_Texto extraído_:
====================

Un agente infeccioso desconocido
La clave del éxito de la intervención contra las enfermedades infecciosas es identificar el agente causal. En la década de 1960, Baruch Blumberg determinó que una forma de hepatitis transmitida por la sangre era causada por un virus que llegó a conocerse como el virus de la hepatitis B, y el descubrimiento condujo al desarrollo de pruebas de diagnóstico y una vacuna eficaz.
En ese momento, Harvey J. Alter estudiaba la aparición de la hepatitis en pacientes que habían recibido transfusiones de sangre. Aunque los análisis de sangre para el recién descubierto virus de la hepatitis B redujeron el número de casos de hepatitis relacionada con transfusiones, el equipo de Alter demostró que quedaban muchos casos. Las pruebas para la infección del virus de la hepatitis A también se desarrollaron alrededor de esta época, y se hizo evidente que no era la causa de estos casos inexplicables.
Alter y sus colegas demostraron que la sangre de estos pacientes con hepatitis podía transmitir la enfermedad a los chimpancés, el único huésped susceptible además de los humanos. Estudios posteriores también demostraron que el agente infeccioso desconocido tenía las características de un virus. Se había definido así una nueva y distinta forma de hepatitis viral crónica, que se conoció como hepatitis “no A, no B”.
El problema ahora era su identificación, algo que no se consiguió durante más de una década. Michael Houghton, trabajando para la empresa farmacéutica Chiron, trabajó para aislar la secuencia genética del virus. Su grupo creó una colección de fragmentos de ADN de ácidos nucleicos encontrados en la sangre de un chimpancé infectado.
La mayoría de estos fragmentos procedían del genoma del propio chimpancé, pero los investigadores predijeron que algunos derivarían del virus desconocido. Asumiendo que los anticuerpos contra el virus estarían presentes en la sangre extraída de los pacientes con hepatitis, utilizaron los sueros de los humanos para identificar los fragmentos de ADN viral clonado que codifican las proteínas virales. Tras una búsqueda exhaustiva, se encontró un clon positivo derivado de un nuevo virus de ARN de la familia de los flavivirus: el virus de la hepatitis C.

====================

_Contenido de datos_:
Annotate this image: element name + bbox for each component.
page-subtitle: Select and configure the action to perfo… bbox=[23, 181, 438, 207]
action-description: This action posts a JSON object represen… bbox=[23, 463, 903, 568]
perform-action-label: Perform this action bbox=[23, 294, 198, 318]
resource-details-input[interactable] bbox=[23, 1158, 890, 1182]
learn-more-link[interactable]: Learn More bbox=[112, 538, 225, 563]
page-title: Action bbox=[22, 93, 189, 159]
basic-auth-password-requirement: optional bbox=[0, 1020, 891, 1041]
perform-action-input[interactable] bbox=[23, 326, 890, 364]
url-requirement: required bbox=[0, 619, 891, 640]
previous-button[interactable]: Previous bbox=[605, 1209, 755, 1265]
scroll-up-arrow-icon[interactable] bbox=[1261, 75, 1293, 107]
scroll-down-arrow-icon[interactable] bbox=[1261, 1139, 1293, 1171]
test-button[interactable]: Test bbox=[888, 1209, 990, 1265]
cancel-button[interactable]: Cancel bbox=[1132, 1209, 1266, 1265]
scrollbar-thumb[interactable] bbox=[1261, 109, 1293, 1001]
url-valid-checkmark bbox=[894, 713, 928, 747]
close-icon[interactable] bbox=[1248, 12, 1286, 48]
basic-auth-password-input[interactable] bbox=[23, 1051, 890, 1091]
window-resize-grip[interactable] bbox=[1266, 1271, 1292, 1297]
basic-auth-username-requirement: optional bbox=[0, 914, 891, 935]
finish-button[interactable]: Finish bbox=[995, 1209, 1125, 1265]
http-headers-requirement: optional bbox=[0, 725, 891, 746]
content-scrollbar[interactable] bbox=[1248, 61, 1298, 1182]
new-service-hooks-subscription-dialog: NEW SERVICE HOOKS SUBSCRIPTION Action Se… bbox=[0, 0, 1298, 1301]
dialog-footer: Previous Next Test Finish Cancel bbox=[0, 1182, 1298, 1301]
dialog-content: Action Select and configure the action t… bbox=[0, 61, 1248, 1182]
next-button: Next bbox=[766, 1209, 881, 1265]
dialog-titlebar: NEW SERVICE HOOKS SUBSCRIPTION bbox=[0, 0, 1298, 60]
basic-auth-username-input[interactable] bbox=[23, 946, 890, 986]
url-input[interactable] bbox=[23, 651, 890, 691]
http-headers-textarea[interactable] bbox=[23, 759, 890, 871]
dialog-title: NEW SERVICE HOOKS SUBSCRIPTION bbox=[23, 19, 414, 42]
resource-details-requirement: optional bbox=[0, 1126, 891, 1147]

====================

_Conjunto de tareas_:
1 – En el texto sobre la hepatitis, convierte en una lista breve el párrafo que empieza con "Alter y sus colegas demostraron" y conserva sus datos principales.
2 – ¿Concuerdan con el texto sobre la hepatitis estas afirmaciones? Responde sí o no a cada una y cita las palabras del texto que lo deciden.
(a) El virus de la hepatitis A causaba los casos inexplicables de hepatitis tras transfusiones.
(b) Michael Houghton trabajaba para la empresa farmacéutica Chiron.
(c) La mayoría de los fragmentos de ADN de la colección procedían del virus desconocido.
3 – ¿Puedes retomar el texto sobre la hepatitis y seguir escribiéndolo a partir del punto en que se detiene?

_Resultados del ejercicio_:
1 –
- La sangre de estos pacientes con hepatitis podía transmitir la enfermedad a los chimpancés, el único huésped susceptible además de los humanos.
- Estudios posteriores mostraron que el agente infeccioso desconocido tenía las características de un virus.
- Así se definió una nueva forma de hepatitis viral crónica, conocida como hepatitis "no A, no B".

2 –
(a) No: "se hizo evidente que no era la causa de estos casos inexplicables".
(b) Sí: "Michael Houghton, trabajando para la empresa farmacéutica Chiron".
(c) No: "La mayoría de estos fragmentos procedían del genoma del propio chimpancé".

3 –
La pieza que faltaba
Este hallazgo fue decisivo, pero faltaba una pieza del rompecabezas: ¿podría el virus por sí solo causar hepatitis? Para responder a esta pregunta los científicos tuvieron que investigar si el virus clonado era capaz de replicarse y causar la enfermedad. Fue Charles M. Rice, junto con otros grupos que trabajaban con virus ARN, quién observó una región no caracterizada anteriormente en el extremo del genoma del virus que podría ser importante para su replicación.
Rice también observó variaciones genéticas en muestras de virus aislados y formuló la hipótesis de que algunas de ellas podrían obstaculizar la replicación del virus. Mediante ingeniería genética, generó una variante de ARN del virus de la hepatitis C que incluía la región recién definida del genoma viral y que carecía de las inactivantes variaciones genéticas.
Cuando este ARN se inyectó en el hígado de los chimpancés, se detectó el virus en la sangre y se observaron cambios patológicos parecidos a los observados en los humanos con la enfermedad crónica. Esta fue la prueba final de que el virus de la hepatitis C por sí solo podía causar los casos inexplicables de hepatitis mediada por transfusión.
Los descubrimientos de los tres premios Nobel han permitido el diseño de análisis de sangre muy sensibles que han eliminado el riesgo de hepatitis transmitida por transfusión en una gran parte del mundo. Este avance también ha supuesto el desarrollo de medicamentos antivirales que pueden curarla. Porque si bien la hepatitis C sigue siendo una gran preocupación de salud en el mundo, ahora existe la oportunidad de eliminar la enfermedad.